# Task to carry out
All of the listing below must be repeated word for word. Pictures are the only thing to omit.
**********
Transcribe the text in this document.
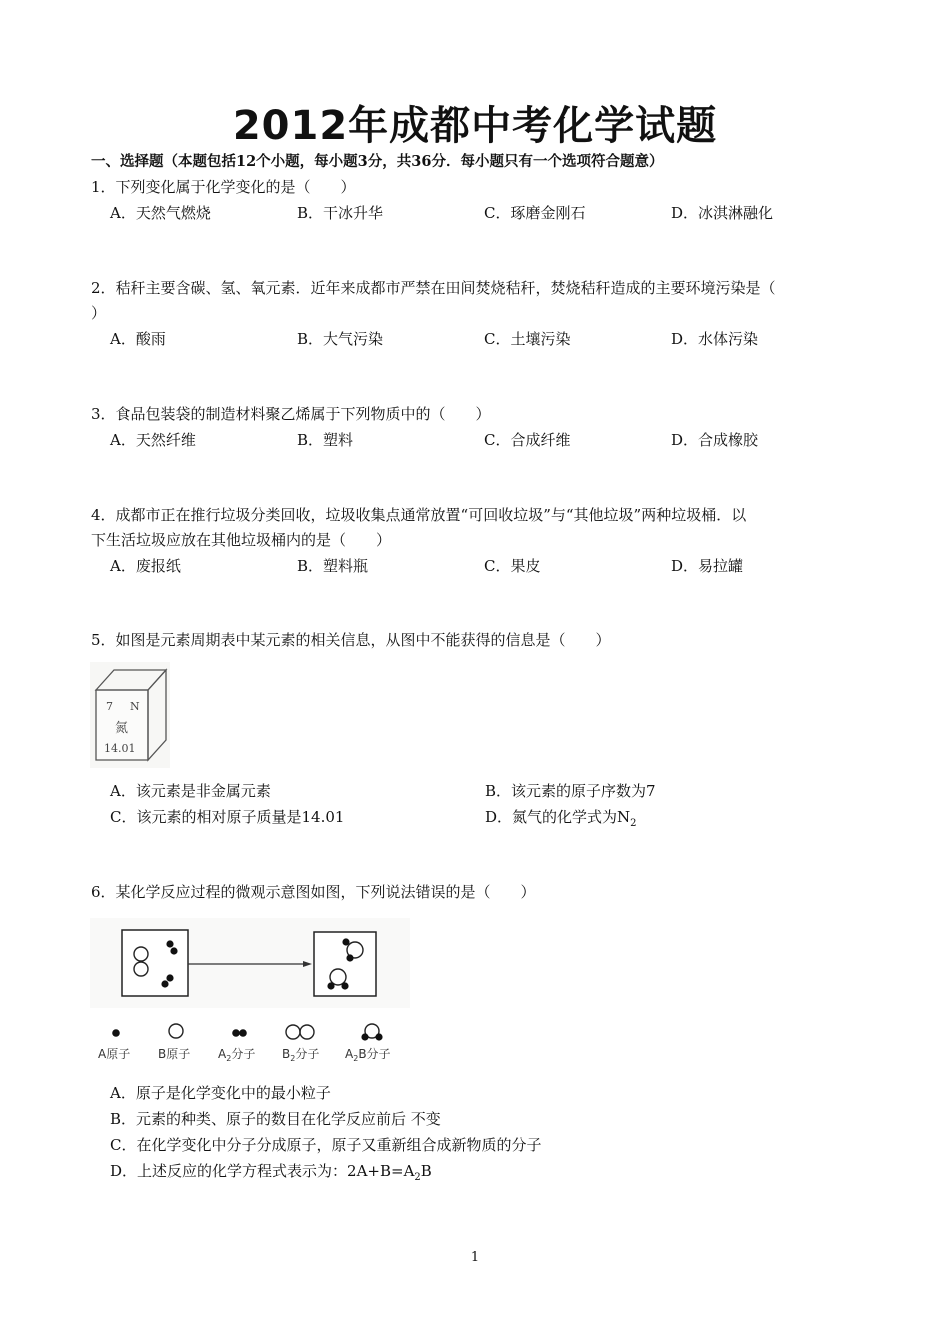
2012年成都中考化学试题
一、选择题（本题包括12个小题，每小题3分，共36分．每小题只有一个选项符合题意）
1．下列变化属于化学变化的是（　　）
A．天然气燃烧	B．干冰升华	C．琢磨金刚石	D．冰淇淋融化
2．秸秆主要含碳、氢、氧元素．近年来成都市严禁在田间焚烧秸秆，焚烧秸秆造成的主要环境污染是（
）
A．酸雨	B．大气污染	C．土壤污染	D．水体污染
3．食品包装袋的制造材料聚乙烯属于下列物质中的（　　）
A．天然纤维	B．塑料	C．合成纤维	D．合成橡胶
4．成都市正在推行垃圾分类回收，垃圾收集点通常放置“可回收垃圾”与“其他垃圾”两种垃圾桶．以
下生活垃圾应放在其他垃圾桶内的是（　　）
A．废报纸	B．塑料瓶	C．果皮	D．易拉罐
5．如图是元素周期表中某元素的相关信息，从图中不能获得的信息是（　　）
7 N
氮
14.01
A．该元素是非金属元素	B．该元素的原子序数为7
C．该元素的相对原子质量是14.01	D．氮气的化学式为$N_2$
6．某化学反应过程的微观示意图如图，下列说法错误的是（　　）
A原子 B原子 $A_2$分子 $B_2$分子 $A_2B$分子
A．原子是化学变化中的最小粒子
B．元素的种类、原子的数目在化学反应前后 不变
C．在化学变化中分子分成原子，原子又重新组合成新物质的分子
D．上述反应的化学方程式表示为：$2A+B=A_2B$
1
**********
# Solution to the exercise
Transcribe the text in this document.
2012年成都中考化学试题
一、选择题（本题包括12个小题，每小题3分，共36分．每小题只有一个选项符合题意）
1．下列变化属于化学变化的是（　　）
A．天然气燃烧	B．干冰升华	C．琢磨金刚石	D．冰淇淋融化
2．秸秆主要含碳、氢、氧元素．近年来成都市严禁在田间焚烧秸秆，焚烧秸秆造成的主要环境污染是（
）
A．酸雨	B．大气污染	C．土壤污染	D．水体污染
3．食品包装袋的制造材料聚乙烯属于下列物质中的（　　）
A．天然纤维	B．塑料	C．合成纤维	D．合成橡胶
4．成都市正在推行垃圾分类回收，垃圾收集点通常放置“可回收垃圾”与“其他垃圾”两种垃圾桶．以
下生活垃圾应放在其他垃圾桶内的是（　　）
A．废报纸	B．塑料瓶	C．果皮	D．易拉罐
5．如图是元素周期表中某元素的相关信息，从图中不能获得的信息是（　　）
7 N
氮
14.01
A．该元素是非金属元素	B．该元素的原子序数为7
C．该元素的相对原子质量是14.01	D．氮气的化学式为$N_2$
6．某化学反应过程的微观示意图如图，下列说法错误的是（　　）
A原子 B原子 $A_2$分子 $B_2$分子 $A_2B$分子
A．原子是化学变化中的最小粒子
B．元素的种类、原子的数目在化学反应前后 不变
C．在化学变化中分子分成原子，原子又重新组合成新物质的分子
D．上述反应的化学方程式表示为：$2A+B=A_2B$
1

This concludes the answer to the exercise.